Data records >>
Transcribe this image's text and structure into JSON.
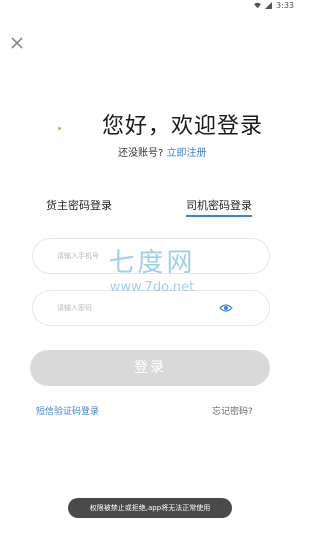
{
  "status": {
    "battery": "3:33"
  },
  "greeting": "您好，欢迎登录",
  "register": {
    "prompt": "还没账号?",
    "link": "立即注册"
  },
  "tabs": [
    {
      "label": "货主密码登录",
      "selected": false
    },
    {
      "label": "司机密码登录",
      "selected": true
    }
  ],
  "form": {
    "phone_placeholder": "请输入手机号",
    "password_placeholder": "请输入密码"
  },
  "login_label": "登录",
  "sms_login": "短信验证码登录",
  "forgot_password": "忘记密码?",
  "watermark": {
    "title": "七度网",
    "url": "www.7do.net"
  },
  "toast": "权限被禁止或拒绝,app将无法正常使用",
  "colors": {
    "accent": "#3b82d6",
    "button_disabled": "#d9d9d9",
    "toast_bg": "#4a4a4a"
  }
}
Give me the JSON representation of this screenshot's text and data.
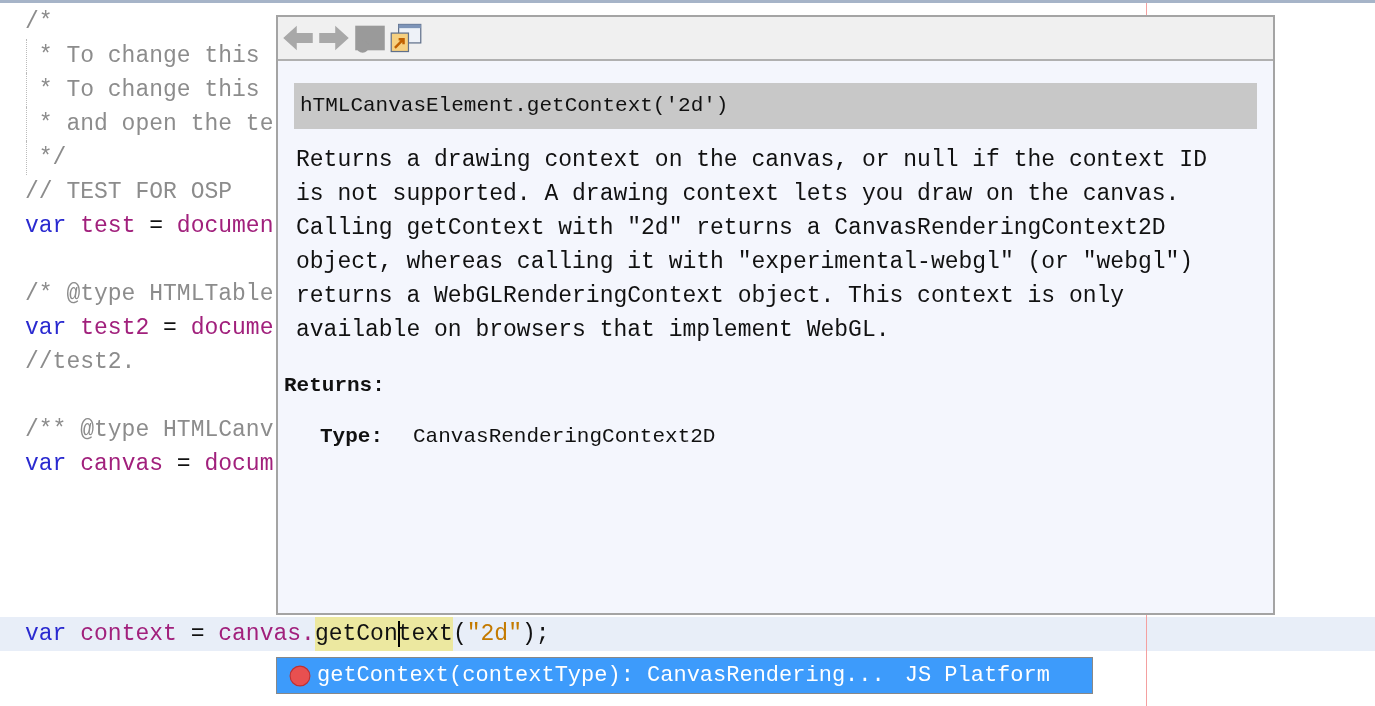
{
  "editor": {
    "lines": [
      {
        "kind": "code",
        "guide": false,
        "current": false,
        "tokens": [
          {
            "text": "/*",
            "kind": "comment"
          }
        ]
      },
      {
        "kind": "code",
        "guide": true,
        "current": false,
        "tokens": [
          {
            "text": " * To change this",
            "kind": "comment"
          }
        ]
      },
      {
        "kind": "code",
        "guide": true,
        "current": false,
        "tokens": [
          {
            "text": " * To change this",
            "kind": "comment"
          }
        ]
      },
      {
        "kind": "code",
        "guide": true,
        "current": false,
        "tokens": [
          {
            "text": " * and open the te",
            "kind": "comment"
          }
        ]
      },
      {
        "kind": "code",
        "guide": true,
        "current": false,
        "tokens": [
          {
            "text": " */",
            "kind": "comment"
          }
        ]
      },
      {
        "kind": "code",
        "guide": false,
        "current": false,
        "tokens": [
          {
            "text": "// TEST FOR OSP",
            "kind": "comment"
          }
        ]
      },
      {
        "kind": "code",
        "guide": false,
        "current": false,
        "tokens": [
          {
            "text": "var",
            "kind": "keyword"
          },
          {
            "text": " test",
            "kind": "identifier"
          },
          {
            "text": " =",
            "kind": "operator"
          },
          {
            "text": " documen",
            "kind": "identifier"
          }
        ]
      },
      {
        "kind": "blank"
      },
      {
        "kind": "code",
        "guide": false,
        "current": false,
        "tokens": [
          {
            "text": "/* @type HTMLTable",
            "kind": "comment"
          }
        ]
      },
      {
        "kind": "code",
        "guide": false,
        "current": false,
        "tokens": [
          {
            "text": "var",
            "kind": "keyword"
          },
          {
            "text": " test2",
            "kind": "identifier"
          },
          {
            "text": " =",
            "kind": "operator"
          },
          {
            "text": " docume",
            "kind": "identifier"
          }
        ]
      },
      {
        "kind": "code",
        "guide": false,
        "current": false,
        "tokens": [
          {
            "text": "//test2.",
            "kind": "comment"
          }
        ]
      },
      {
        "kind": "blank"
      },
      {
        "kind": "code",
        "guide": false,
        "current": false,
        "tokens": [
          {
            "text": "/** @type HTMLCanv",
            "kind": "comment"
          }
        ]
      },
      {
        "kind": "code",
        "guide": false,
        "current": false,
        "tokens": [
          {
            "text": "var",
            "kind": "keyword"
          },
          {
            "text": " canvas",
            "kind": "identifier"
          },
          {
            "text": " =",
            "kind": "operator"
          },
          {
            "text": " docum",
            "kind": "identifier"
          }
        ]
      },
      {
        "kind": "blank"
      },
      {
        "kind": "blank"
      },
      {
        "kind": "blank"
      },
      {
        "kind": "blank"
      },
      {
        "kind": "code",
        "guide": false,
        "current": true,
        "tokens": [
          {
            "text": "var",
            "kind": "keyword"
          },
          {
            "text": " context",
            "kind": "identifier"
          },
          {
            "text": " =",
            "kind": "operator"
          },
          {
            "text": " canvas.",
            "kind": "identifier"
          },
          {
            "text": "getCon",
            "kind": "match"
          },
          {
            "text": "text",
            "kind": "match",
            "caret_before": true
          },
          {
            "text": "(",
            "kind": "operator"
          },
          {
            "text": "\"2d\"",
            "kind": "string"
          },
          {
            "text": ");",
            "kind": "operator"
          }
        ]
      }
    ]
  },
  "doc_popup": {
    "toolbar": [
      {
        "kind": "back",
        "disabled": true
      },
      {
        "kind": "forward",
        "disabled": true
      },
      {
        "kind": "source",
        "disabled": true
      },
      {
        "kind": "external",
        "disabled": false
      }
    ],
    "signature": "hTMLCanvasElement.getContext('2d')",
    "description": "Returns a drawing context on the canvas, or null if the context ID is not supported. A drawing context lets you draw on the canvas. Calling getContext with \"2d\" returns a CanvasRenderingContext2D object, whereas calling it with \"experimental-webgl\" (or \"webgl\") returns a WebGLRenderingContext object. This context is only available on browsers that implement WebGL.",
    "returns_heading": "Returns:",
    "type_label": "Type:",
    "type_value": "CanvasRenderingContext2D"
  },
  "completion": {
    "items": [
      {
        "label": "getContext(contextType): CanvasRendering...",
        "source": "JS Platform",
        "selected": true
      }
    ]
  }
}
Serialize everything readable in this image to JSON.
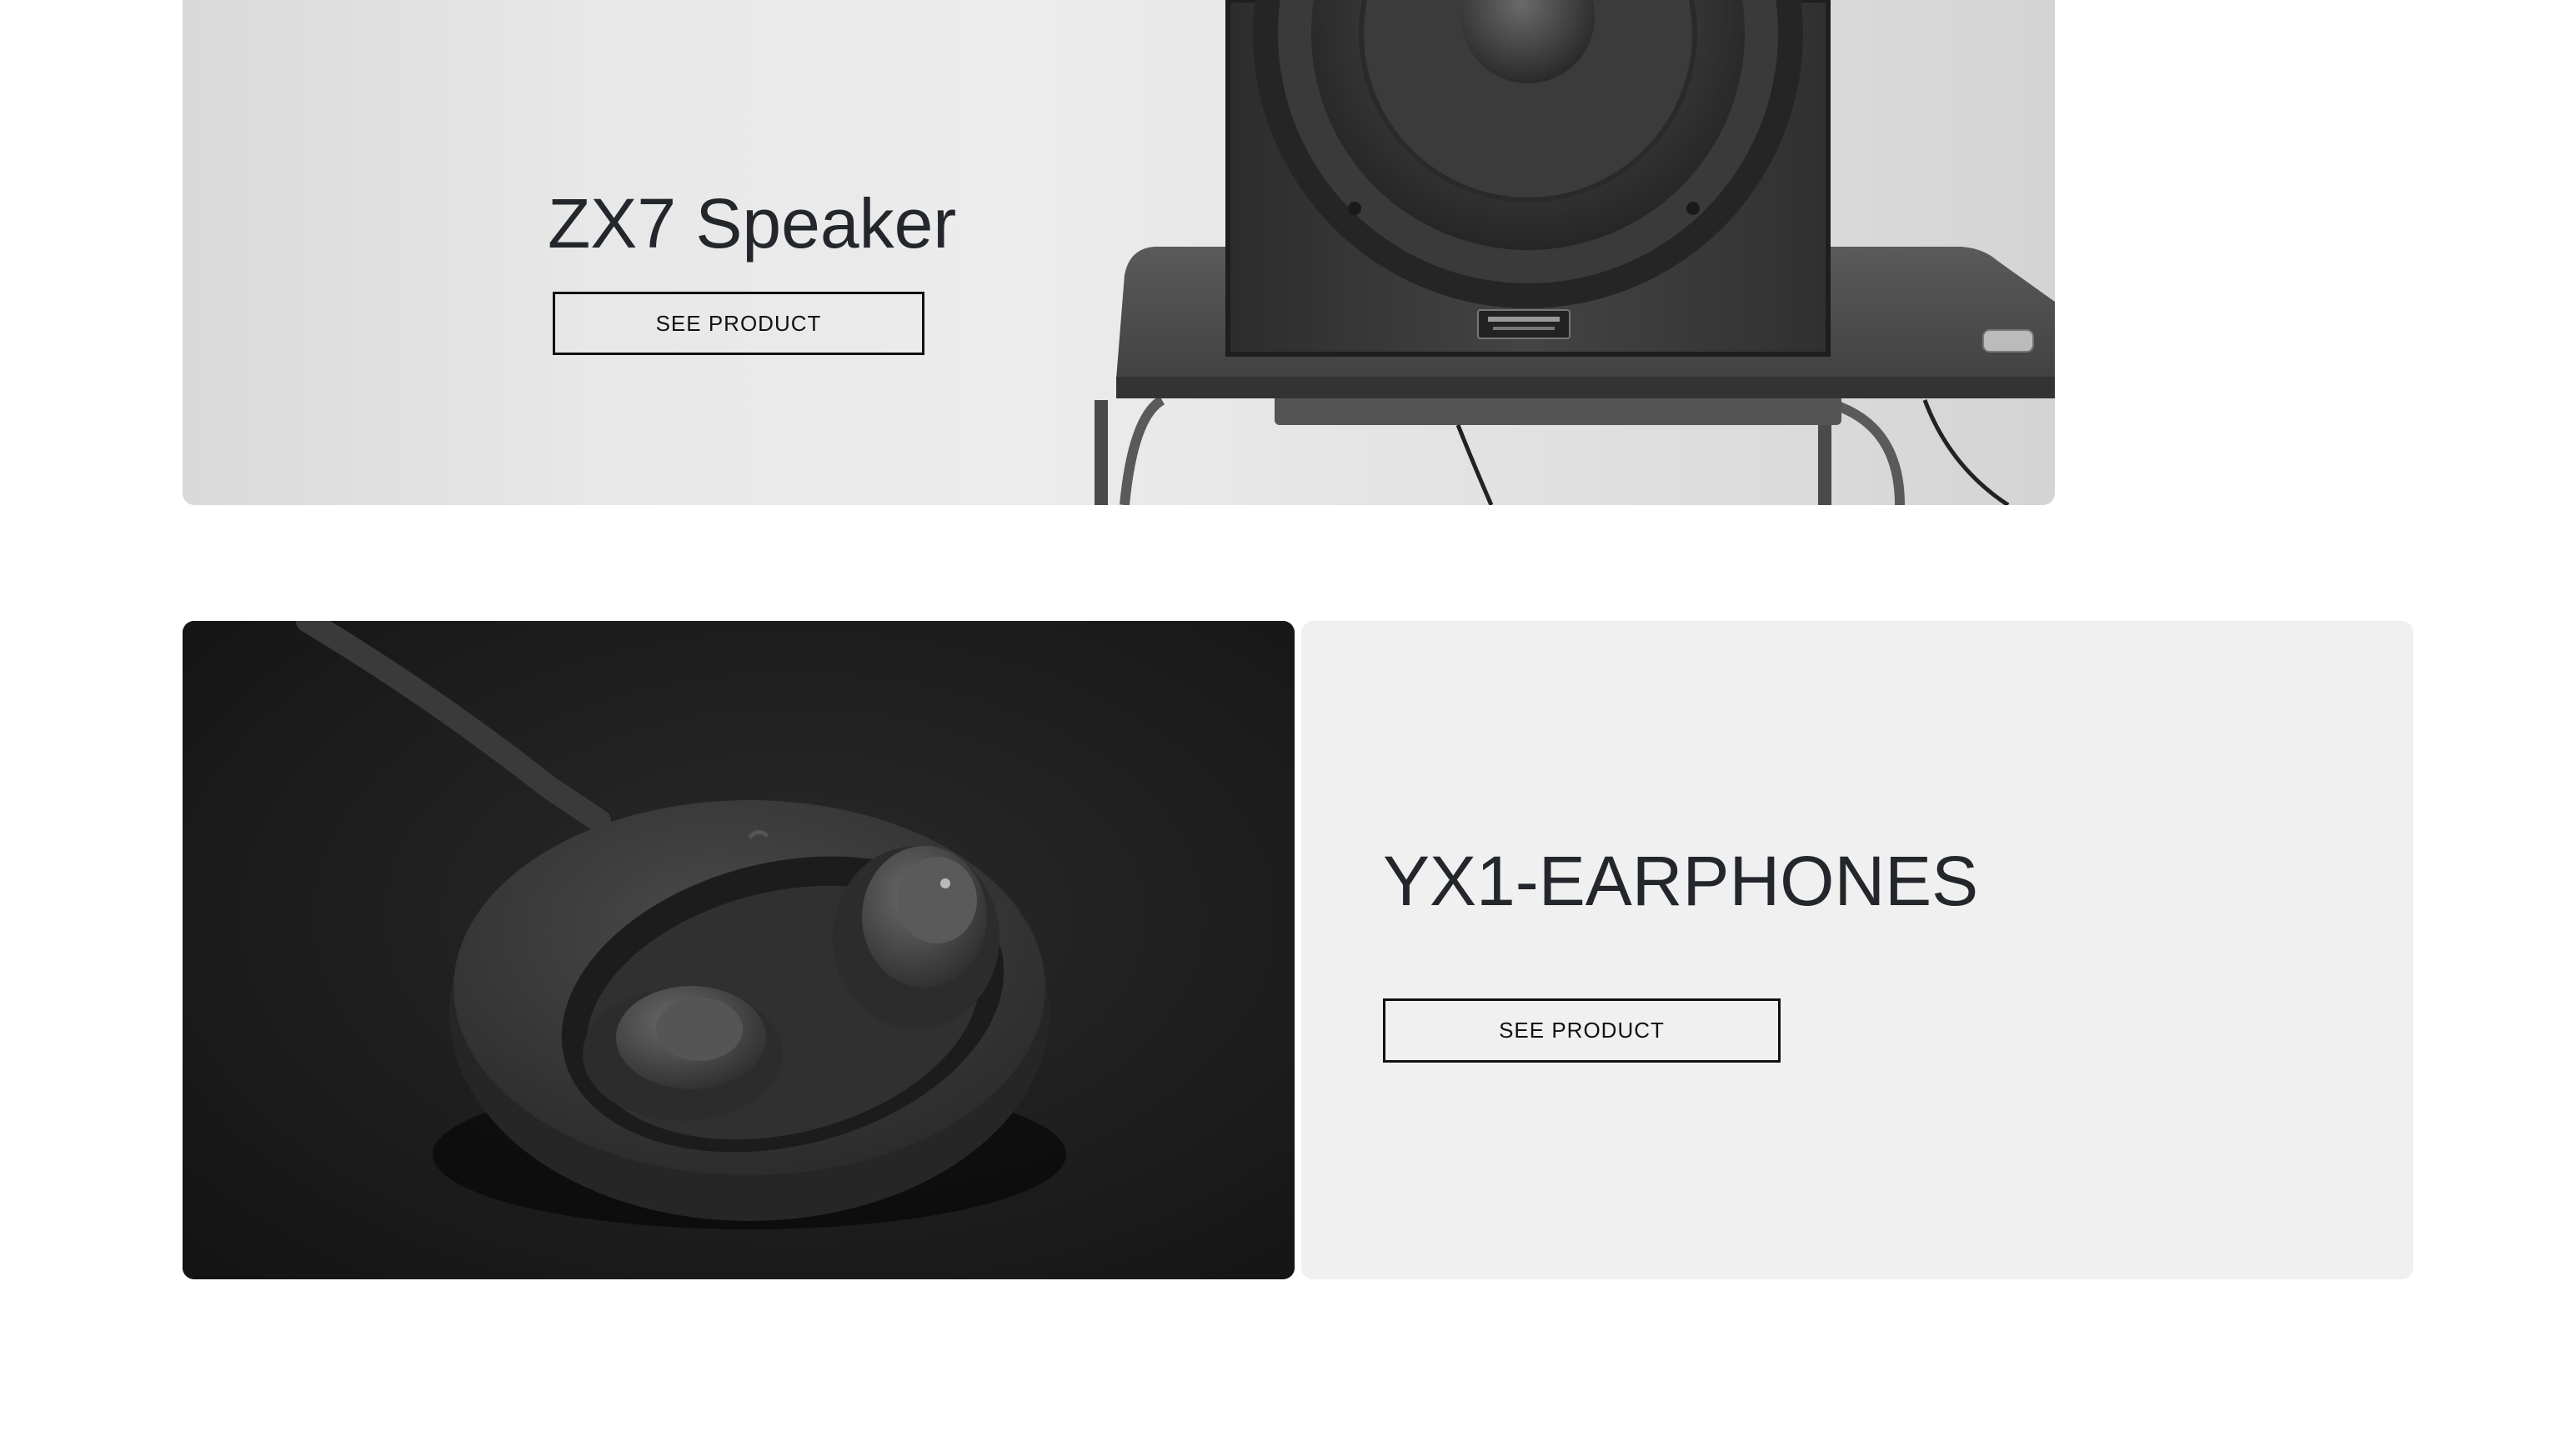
{
  "speaker": {
    "title": "ZX7 Speaker",
    "button_label": "SEE PRODUCT"
  },
  "earphones": {
    "title": "YX1-EARPHONES",
    "button_label": "SEE PRODUCT"
  },
  "colors": {
    "panel_background": "#f0f0f0",
    "text": "#23272b",
    "button_border": "#111111"
  }
}
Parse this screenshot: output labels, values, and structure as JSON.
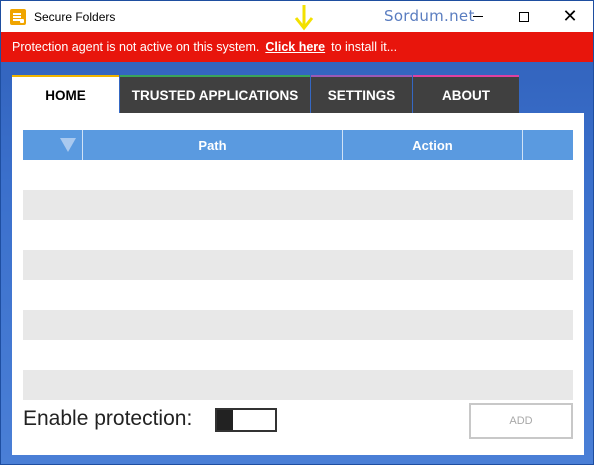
{
  "window": {
    "title": "Secure Folders",
    "watermark": "Sordum.net",
    "controls": {
      "minimize": "minimize",
      "maximize": "maximize",
      "close": "✕"
    }
  },
  "alert": {
    "message": "Protection agent is not active on this system.",
    "link": "Click here",
    "suffix": "to install it...",
    "color": "#e8150c"
  },
  "tabs": [
    {
      "label": "HOME",
      "active": true
    },
    {
      "label": "TRUSTED APPLICATIONS",
      "active": false
    },
    {
      "label": "SETTINGS",
      "active": false
    },
    {
      "label": "ABOUT",
      "active": false
    }
  ],
  "table": {
    "columns": [
      "",
      "Path",
      "Action",
      ""
    ],
    "rows": []
  },
  "footer": {
    "enable_label": "Enable protection:",
    "toggle_on": false,
    "add_label": "ADD"
  },
  "icons": {
    "app": "folder-lock-icon",
    "filter": "filter-icon",
    "annotation": "arrow-down-icon"
  }
}
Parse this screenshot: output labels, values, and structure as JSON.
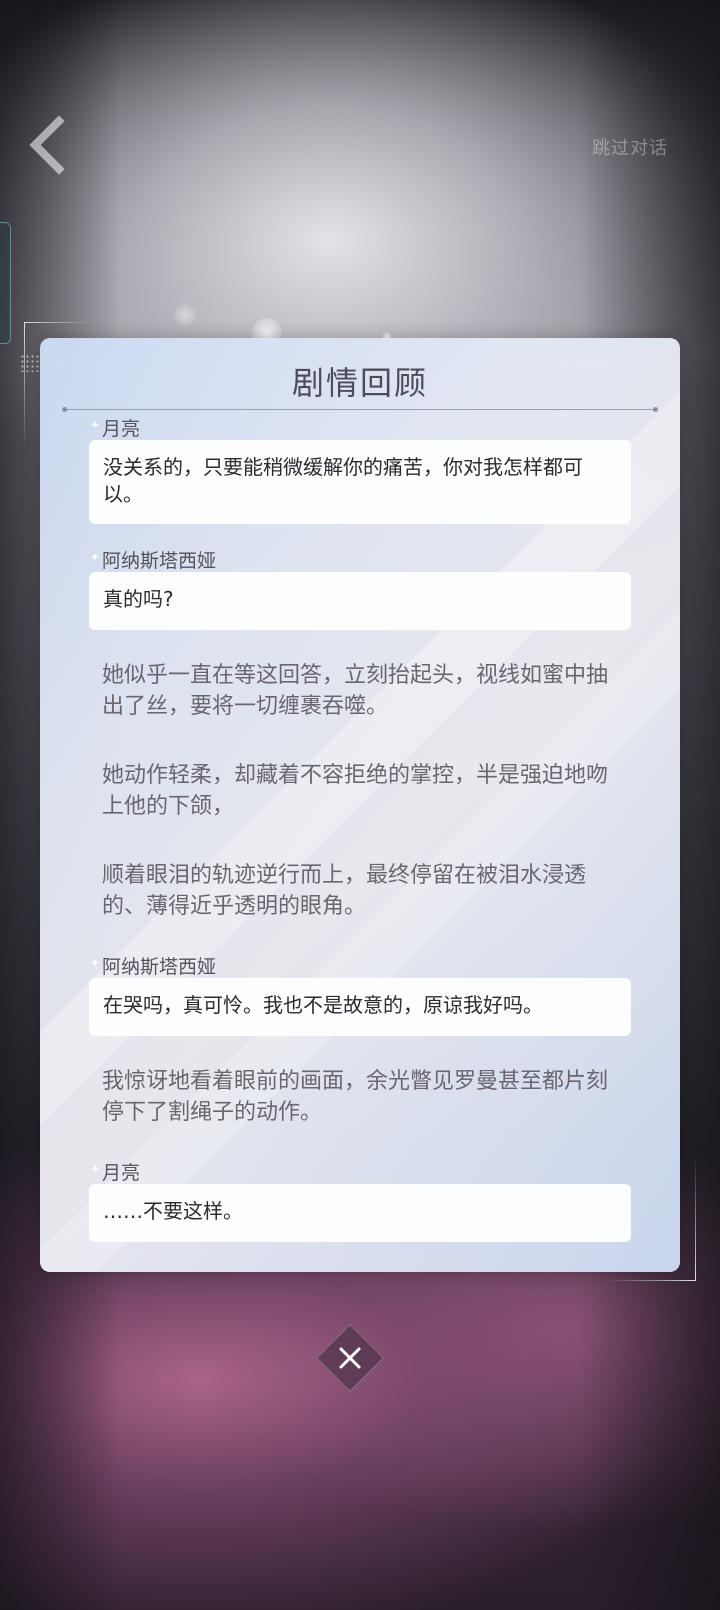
{
  "header": {
    "back_icon": "chevron-left-icon",
    "top_right_label": "跳过对话"
  },
  "panel": {
    "title": "剧情回顾",
    "entries": [
      {
        "type": "dialogue",
        "speaker": "月亮",
        "text": "没关系的，只要能稍微缓解你的痛苦，你对我怎样都可以。"
      },
      {
        "type": "dialogue",
        "speaker": "阿纳斯塔西娅",
        "text": "真的吗?"
      },
      {
        "type": "narration",
        "text": "她似乎一直在等这回答，立刻抬起头，视线如蜜中抽出了丝，要将一切缠裹吞噬。"
      },
      {
        "type": "narration",
        "text": "她动作轻柔，却藏着不容拒绝的掌控，半是强迫地吻上他的下颌，"
      },
      {
        "type": "narration",
        "text": "顺着眼泪的轨迹逆行而上，最终停留在被泪水浸透的、薄得近乎透明的眼角。"
      },
      {
        "type": "dialogue",
        "speaker": "阿纳斯塔西娅",
        "text": "在哭吗，真可怜。我也不是故意的，原谅我好吗。"
      },
      {
        "type": "narration",
        "text": "我惊讶地看着眼前的画面，余光瞥见罗曼甚至都片刻停下了割绳子的动作。"
      },
      {
        "type": "dialogue",
        "speaker": "月亮",
        "text": "……不要这样。"
      }
    ]
  },
  "close_button": {
    "icon": "close-icon"
  },
  "colors": {
    "panel_bg": "#e2e8f4",
    "bubble_bg": "#ffffff",
    "title_text": "#4e4c58",
    "narration_text": "#6a6670"
  }
}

Work instructions >> Copy each line of the records containing the string "image".

The reply >>
Transcribe this image's text and structure into JSON.
Serialize everything readable in this image to JSON.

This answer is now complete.